As all of this is playing out in the West over the next 18 months, in the Middle East, something occurs, which we discussed in season one of Conflicted. The Arab Spring breaks out. First in Tunis, it spreads. It spreads to Cairo. It spreads to Damascus. It spreads to Yemen. It spreads everywhere. Bahrain.

The Arabs are rising up against their rulers and they're saying, "We want justice, we want democracy, we want freedom," or whatever they're saying. Is there a link between these two things? On the one hand, a kind of groundswell of anti-capitalist movement in the West and the Arab Spring in the East? What people don't understand is that the world is a village.

And, you know, basically in one corner you have finance, in the other corner you have industry, in the other corner you have, you know, commerce.

In the other corner you have agriculture and in the center you have water So the water I mean by that basically the energy of the world in oil and gas and natural resources like in the Arab world in the Muslim world You know and the finance, you know is America The industry is Europe and China and agriculture is India and Russia and other places basically and so you see basically the world is the interdependent and

So if America sneezed, the rest of the world catch cold. Well, America sneezed in 2008, and by January of 2011, the Arabs were on the street. Exactly. Why? Because everything, because of two words, really. The supply chain. The supply chain. We come back to the supply chain. Now, when there is a credit crunch here, you know, in North America, in Europe, you know, people stop buying products. Now, these products...

let's say, clothing. You know, you will see lots of clothes basically, you know, made in Morocco, you know, made from Egyptian cotton, you know, made in Bangladesh or China or whatever. I mean, basically, these, you know, are made from materials obtained from different other countries. You might wear a sweater, but this sweater basically, you know, could have been handled in four countries by the time it comes to you. So as access to credit in the West's

contracts, demand in the West goes down and therefore the people who have been supplying that demand, they no longer have any orders. They're not being asked to make shirts anymore. Exactly. Not just only shirts but parts or even extraction. So how does that lead to the Arab Spring? Because what happened here is you end up with a situation where you have more unemployed. You have more unemployed. The whole Arab world caught fire because one single individual who was a university graduate and unemployed was

Albu Azizi. Set himself on fire. Set himself on fire and the rest of the world with him on fire, actually. In protest against kind of... Unemployment. Well, he had a little market stall. Because of the unemployment. I see. He was forced to resort to simply selling vegetables on the street. Exactly. And then some unscrupulous bureaucrat was oppressing him and he decided the whole system was rotten, so he set himself on fire and from there it spread. Exactly. Exactly.

So that is why, you know, the idea that somehow what affects one part of the world doesn't affect the rest. And this idea is of protectionism and we need to be putting tariffs and putting walls and putting...

**Prompt:** Reproduce the passage of the Arab Spring discussion word for word, from "Albu Azizi. Set" up to and including "walls and putting...".

[Element location data]
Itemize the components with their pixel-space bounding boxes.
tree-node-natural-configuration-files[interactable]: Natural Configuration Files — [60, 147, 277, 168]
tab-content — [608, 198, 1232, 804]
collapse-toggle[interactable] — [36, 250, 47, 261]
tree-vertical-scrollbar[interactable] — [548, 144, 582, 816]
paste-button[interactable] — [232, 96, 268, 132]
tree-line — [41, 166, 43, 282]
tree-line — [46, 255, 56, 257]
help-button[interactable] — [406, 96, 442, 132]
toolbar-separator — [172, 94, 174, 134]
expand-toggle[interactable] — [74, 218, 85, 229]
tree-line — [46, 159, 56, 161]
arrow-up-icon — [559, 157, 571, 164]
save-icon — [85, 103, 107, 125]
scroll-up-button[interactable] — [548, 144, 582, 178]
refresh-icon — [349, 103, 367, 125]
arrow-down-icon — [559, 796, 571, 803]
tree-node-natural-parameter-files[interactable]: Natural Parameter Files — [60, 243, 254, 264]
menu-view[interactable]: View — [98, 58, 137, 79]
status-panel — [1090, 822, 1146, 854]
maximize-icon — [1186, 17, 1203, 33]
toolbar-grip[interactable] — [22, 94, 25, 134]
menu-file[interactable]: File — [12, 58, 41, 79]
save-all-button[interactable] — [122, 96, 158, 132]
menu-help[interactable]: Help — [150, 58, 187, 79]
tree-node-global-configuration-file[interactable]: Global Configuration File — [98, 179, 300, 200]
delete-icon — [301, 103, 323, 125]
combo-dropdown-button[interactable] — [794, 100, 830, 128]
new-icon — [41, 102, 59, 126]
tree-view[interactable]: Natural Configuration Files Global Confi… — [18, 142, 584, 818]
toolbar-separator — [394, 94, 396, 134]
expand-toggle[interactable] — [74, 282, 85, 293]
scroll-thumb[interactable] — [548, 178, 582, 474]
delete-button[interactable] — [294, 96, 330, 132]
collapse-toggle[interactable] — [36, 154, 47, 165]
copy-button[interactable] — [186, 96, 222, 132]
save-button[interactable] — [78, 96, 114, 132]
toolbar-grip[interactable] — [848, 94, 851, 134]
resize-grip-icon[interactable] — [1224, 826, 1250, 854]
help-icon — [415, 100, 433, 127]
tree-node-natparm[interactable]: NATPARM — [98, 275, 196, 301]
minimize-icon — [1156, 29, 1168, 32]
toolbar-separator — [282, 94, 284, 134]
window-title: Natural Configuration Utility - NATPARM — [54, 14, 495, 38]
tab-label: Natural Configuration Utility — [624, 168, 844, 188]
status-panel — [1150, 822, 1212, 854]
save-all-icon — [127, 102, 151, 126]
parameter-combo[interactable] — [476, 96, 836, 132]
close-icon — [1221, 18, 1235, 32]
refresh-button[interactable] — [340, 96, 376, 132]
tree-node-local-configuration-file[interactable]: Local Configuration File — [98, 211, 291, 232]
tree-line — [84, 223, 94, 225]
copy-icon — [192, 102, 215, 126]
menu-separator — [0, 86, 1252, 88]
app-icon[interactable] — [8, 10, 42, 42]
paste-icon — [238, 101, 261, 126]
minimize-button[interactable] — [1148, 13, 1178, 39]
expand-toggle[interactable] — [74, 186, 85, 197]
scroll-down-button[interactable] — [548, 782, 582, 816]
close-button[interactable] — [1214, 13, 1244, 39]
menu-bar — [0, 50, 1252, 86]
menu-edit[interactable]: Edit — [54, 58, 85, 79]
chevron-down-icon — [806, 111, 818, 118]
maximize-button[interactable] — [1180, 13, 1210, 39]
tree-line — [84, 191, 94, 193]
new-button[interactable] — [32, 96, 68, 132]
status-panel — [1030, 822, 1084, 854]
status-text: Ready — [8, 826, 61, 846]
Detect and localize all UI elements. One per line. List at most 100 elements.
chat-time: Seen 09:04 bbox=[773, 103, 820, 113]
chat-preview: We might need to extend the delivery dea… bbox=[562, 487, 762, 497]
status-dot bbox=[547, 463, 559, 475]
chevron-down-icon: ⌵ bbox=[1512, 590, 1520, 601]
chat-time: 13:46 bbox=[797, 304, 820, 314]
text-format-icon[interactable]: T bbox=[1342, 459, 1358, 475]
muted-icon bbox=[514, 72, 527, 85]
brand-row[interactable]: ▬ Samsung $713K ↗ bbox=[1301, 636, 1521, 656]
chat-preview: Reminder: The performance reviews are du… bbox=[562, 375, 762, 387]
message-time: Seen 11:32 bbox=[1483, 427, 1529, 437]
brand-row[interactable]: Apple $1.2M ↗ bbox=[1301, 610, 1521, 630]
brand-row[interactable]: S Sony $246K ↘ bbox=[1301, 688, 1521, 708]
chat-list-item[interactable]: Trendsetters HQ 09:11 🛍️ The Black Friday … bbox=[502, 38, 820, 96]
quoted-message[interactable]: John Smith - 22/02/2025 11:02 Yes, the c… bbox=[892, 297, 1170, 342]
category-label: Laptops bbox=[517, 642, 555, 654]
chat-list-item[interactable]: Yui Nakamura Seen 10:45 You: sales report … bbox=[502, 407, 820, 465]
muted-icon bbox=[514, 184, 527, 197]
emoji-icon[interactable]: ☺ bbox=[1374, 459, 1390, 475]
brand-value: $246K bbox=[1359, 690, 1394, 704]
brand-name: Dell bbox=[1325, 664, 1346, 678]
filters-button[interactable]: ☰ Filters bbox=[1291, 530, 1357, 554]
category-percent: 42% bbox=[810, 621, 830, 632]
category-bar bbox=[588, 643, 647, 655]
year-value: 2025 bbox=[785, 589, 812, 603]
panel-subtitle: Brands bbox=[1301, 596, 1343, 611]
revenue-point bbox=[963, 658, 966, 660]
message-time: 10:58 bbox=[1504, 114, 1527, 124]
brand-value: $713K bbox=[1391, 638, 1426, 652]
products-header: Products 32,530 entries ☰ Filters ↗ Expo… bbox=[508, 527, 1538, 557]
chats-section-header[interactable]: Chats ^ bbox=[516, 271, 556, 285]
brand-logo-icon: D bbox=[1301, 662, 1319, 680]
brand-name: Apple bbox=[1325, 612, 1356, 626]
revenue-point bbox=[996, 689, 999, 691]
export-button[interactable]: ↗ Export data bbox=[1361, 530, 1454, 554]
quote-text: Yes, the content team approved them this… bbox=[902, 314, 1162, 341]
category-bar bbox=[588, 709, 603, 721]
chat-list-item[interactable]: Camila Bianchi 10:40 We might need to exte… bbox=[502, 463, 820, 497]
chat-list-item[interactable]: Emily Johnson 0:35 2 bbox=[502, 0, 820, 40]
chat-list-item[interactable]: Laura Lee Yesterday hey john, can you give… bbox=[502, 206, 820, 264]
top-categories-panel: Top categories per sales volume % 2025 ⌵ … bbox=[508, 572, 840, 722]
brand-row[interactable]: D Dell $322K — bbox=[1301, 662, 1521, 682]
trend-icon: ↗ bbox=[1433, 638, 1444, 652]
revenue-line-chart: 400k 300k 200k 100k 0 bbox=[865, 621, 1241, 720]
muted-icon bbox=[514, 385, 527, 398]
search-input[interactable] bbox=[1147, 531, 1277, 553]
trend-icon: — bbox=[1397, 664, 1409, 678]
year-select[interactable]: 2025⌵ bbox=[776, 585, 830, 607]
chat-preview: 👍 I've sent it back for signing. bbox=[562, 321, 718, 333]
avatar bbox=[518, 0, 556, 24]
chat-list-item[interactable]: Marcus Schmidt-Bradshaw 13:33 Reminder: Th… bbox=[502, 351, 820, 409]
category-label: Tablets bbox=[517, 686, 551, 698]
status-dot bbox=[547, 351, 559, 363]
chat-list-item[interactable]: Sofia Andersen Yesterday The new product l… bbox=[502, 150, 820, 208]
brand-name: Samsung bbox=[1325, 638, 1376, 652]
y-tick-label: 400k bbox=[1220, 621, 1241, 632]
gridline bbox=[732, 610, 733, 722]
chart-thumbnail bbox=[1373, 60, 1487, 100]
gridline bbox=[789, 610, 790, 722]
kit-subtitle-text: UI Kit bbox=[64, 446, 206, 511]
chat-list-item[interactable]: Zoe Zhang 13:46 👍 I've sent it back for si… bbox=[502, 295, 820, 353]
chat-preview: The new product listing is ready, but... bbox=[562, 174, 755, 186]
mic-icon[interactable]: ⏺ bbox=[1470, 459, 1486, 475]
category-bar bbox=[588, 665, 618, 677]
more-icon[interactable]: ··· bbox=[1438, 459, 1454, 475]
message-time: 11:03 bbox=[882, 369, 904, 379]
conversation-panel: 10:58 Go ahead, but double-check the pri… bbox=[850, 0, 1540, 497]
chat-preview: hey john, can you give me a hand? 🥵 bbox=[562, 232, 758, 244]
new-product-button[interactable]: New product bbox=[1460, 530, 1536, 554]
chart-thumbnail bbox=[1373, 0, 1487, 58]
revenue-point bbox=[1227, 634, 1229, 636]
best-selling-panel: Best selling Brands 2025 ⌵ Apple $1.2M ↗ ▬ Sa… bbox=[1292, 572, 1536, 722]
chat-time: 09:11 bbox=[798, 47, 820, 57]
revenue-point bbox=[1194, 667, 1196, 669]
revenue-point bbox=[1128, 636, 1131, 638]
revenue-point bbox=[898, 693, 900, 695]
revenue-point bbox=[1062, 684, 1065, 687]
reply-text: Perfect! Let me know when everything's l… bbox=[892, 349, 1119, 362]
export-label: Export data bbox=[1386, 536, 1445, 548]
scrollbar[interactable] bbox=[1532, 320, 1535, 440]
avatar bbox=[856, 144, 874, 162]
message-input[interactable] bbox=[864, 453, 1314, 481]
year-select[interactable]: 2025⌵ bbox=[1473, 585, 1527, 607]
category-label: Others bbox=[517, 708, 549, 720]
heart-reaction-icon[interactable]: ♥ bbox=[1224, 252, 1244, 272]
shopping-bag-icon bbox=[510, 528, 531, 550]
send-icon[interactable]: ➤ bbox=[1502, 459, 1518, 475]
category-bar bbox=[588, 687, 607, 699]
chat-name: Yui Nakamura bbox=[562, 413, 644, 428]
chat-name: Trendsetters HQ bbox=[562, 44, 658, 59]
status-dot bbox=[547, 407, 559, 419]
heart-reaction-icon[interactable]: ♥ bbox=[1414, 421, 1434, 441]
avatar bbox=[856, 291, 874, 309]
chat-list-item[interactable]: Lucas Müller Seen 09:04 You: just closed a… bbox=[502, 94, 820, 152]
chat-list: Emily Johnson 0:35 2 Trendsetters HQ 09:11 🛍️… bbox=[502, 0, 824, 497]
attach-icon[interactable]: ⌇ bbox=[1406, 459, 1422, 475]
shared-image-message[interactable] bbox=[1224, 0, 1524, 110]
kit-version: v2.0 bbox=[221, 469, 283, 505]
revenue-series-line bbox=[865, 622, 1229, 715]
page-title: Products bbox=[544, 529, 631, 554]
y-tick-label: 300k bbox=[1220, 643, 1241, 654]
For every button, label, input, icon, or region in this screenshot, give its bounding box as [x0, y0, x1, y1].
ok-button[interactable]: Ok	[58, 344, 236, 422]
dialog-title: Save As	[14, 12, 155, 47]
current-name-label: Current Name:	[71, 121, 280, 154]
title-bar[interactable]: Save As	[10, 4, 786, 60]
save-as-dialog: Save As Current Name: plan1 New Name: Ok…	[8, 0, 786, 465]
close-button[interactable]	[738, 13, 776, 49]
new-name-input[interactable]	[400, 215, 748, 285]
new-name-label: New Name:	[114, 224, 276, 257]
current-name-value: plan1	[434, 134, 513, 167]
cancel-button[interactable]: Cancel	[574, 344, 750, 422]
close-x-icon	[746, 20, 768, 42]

**Task solution:**
Albu Azizi. Set himself on fire. Set himself on fire and the rest of the world with him on fire, actually. In protest against kind of... Unemployment. Well, he had a little market stall. Because of the unemployment. I see. He was forced to resort to simply selling vegetables on the street. Exactly. And then some unscrupulous bureaucrat was oppressing him and he decided the whole system was rotten, so he set himself on fire and from there it spread. Exactly. Exactly.

So that is why, you know, the idea that somehow what affects one part of the world doesn't affect the rest. And this idea is of protectionism and we need to be putting tariffs and putting walls and putting...